§ **Given instruction**
What follows is a listing; restate every line of it word for word.

-- Begin --

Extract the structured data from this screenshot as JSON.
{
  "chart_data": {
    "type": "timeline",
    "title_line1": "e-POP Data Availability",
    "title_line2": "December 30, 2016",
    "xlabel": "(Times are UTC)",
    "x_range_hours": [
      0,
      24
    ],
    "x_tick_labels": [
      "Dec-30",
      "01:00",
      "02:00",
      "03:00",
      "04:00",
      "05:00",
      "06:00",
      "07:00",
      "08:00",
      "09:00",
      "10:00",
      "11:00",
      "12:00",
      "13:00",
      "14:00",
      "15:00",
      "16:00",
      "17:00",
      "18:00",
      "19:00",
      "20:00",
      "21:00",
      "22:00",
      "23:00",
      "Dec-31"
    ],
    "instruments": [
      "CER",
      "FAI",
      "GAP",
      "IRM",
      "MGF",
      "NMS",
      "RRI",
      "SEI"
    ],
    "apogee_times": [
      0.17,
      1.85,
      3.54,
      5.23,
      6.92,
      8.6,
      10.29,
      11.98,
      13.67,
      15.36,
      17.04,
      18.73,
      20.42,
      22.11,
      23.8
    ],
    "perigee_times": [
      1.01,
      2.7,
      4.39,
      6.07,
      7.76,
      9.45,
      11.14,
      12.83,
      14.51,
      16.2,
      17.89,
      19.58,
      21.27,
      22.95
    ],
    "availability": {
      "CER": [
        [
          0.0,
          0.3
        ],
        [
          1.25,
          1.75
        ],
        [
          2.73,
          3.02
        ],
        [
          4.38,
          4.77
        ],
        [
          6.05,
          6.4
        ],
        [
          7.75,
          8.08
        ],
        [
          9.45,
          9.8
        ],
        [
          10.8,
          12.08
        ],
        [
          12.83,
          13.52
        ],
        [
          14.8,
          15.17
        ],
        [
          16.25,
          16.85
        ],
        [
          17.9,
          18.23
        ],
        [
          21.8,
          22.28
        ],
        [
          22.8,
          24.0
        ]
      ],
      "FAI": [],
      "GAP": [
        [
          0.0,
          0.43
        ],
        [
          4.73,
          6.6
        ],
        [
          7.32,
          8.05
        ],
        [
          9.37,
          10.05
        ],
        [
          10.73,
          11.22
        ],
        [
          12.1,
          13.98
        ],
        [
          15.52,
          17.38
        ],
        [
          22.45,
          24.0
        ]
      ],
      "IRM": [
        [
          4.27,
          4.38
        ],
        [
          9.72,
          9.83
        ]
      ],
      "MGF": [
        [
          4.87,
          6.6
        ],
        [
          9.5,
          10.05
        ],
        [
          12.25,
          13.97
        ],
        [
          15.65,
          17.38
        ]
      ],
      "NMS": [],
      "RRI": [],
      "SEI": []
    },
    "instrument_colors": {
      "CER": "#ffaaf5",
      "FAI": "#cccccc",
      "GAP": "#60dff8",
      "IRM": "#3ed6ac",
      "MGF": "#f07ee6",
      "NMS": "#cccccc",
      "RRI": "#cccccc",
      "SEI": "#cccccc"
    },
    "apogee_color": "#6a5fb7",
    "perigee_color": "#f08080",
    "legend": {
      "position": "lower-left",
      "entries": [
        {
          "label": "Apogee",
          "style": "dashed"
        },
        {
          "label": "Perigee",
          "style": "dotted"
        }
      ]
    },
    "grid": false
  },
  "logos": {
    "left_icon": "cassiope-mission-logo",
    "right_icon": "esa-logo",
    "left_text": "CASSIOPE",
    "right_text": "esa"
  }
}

-- End --

§ **Output for this exercise**
Extract the structured data from this screenshot as JSON.
{
  "chart_data": {
    "type": "timeline",
    "title_line1": "e-POP Data Availability",
    "title_line2": "December 30, 2016",
    "xlabel": "(Times are UTC)",
    "x_range_hours": [
      0,
      24
    ],
    "x_tick_labels": [
      "Dec-30",
      "01:00",
      "02:00",
      "03:00",
      "04:00",
      "05:00",
      "06:00",
      "07:00",
      "08:00",
      "09:00",
      "10:00",
      "11:00",
      "12:00",
      "13:00",
      "14:00",
      "15:00",
      "16:00",
      "17:00",
      "18:00",
      "19:00",
      "20:00",
      "21:00",
      "22:00",
      "23:00",
      "Dec-31"
    ],
    "instruments": [
      "CER",
      "FAI",
      "GAP",
      "IRM",
      "MGF",
      "NMS",
      "RRI",
      "SEI"
    ],
    "apogee_times": [
      0.17,
      1.85,
      3.54,
      5.23,
      6.92,
      8.6,
      10.29,
      11.98,
      13.67,
      15.36,
      17.04,
      18.73,
      20.42,
      22.11,
      23.8
    ],
    "perigee_times": [
      1.01,
      2.7,
      4.39,
      6.07,
      7.76,
      9.45,
      11.14,
      12.83,
      14.51,
      16.2,
      17.89,
      19.58,
      21.27,
      22.95
    ],
    "availability": {
      "CER": [
        [
          0.0,
          0.3
        ],
        [
          1.25,
          1.75
        ],
        [
          2.73,
          3.02
        ],
        [
          4.38,
          4.77
        ],
        [
          6.05,
          6.4
        ],
        [
          7.75,
          8.08
        ],
        [
          9.45,
          9.8
        ],
        [
          10.8,
          12.08
        ],
        [
          12.83,
          13.52
        ],
        [
          14.8,
          15.17
        ],
        [
          16.25,
          16.85
        ],
        [
          17.9,
          18.23
        ],
        [
          21.8,
          22.28
        ],
        [
          22.8,
          24.0
        ]
      ],
      "FAI": [],
      "GAP": [
        [
          0.0,
          0.43
        ],
        [
          4.73,
          6.6
        ],
        [
          7.32,
          8.05
        ],
        [
          9.37,
          10.05
        ],
        [
          10.73,
          11.22
        ],
        [
          12.1,
          13.98
        ],
        [
          15.52,
          17.38
        ],
        [
          22.45,
          24.0
        ]
      ],
      "IRM": [
        [
          4.27,
          4.38
        ],
        [
          9.72,
          9.83
        ]
      ],
      "MGF": [
        [
          4.87,
          6.6
        ],
        [
          9.5,
          10.05
        ],
        [
          12.25,
          13.97
        ],
        [
          15.65,
          17.38
        ]
      ],
      "NMS": [],
      "RRI": [],
      "SEI": []
    },
    "instrument_colors": {
      "CER": "#ffaaf5",
      "FAI": "#cccccc",
      "GAP": "#60dff8",
      "IRM": "#3ed6ac",
      "MGF": "#f07ee6",
      "NMS": "#cccccc",
      "RRI": "#cccccc",
      "SEI": "#cccccc"
    },
    "apogee_color": "#6a5fb7",
    "perigee_color": "#f08080",
    "legend": {
      "position": "lower-left",
      "entries": [
        {
          "label": "Apogee",
          "style": "dashed"
        },
        {
          "label": "Perigee",
          "style": "dotted"
        }
      ]
    },
    "grid": false
  },
  "logos": {
    "left_icon": "cassiope-mission-logo",
    "right_icon": "esa-logo",
    "left_text": "CASSIOPE",
    "right_text": "esa"
  }
}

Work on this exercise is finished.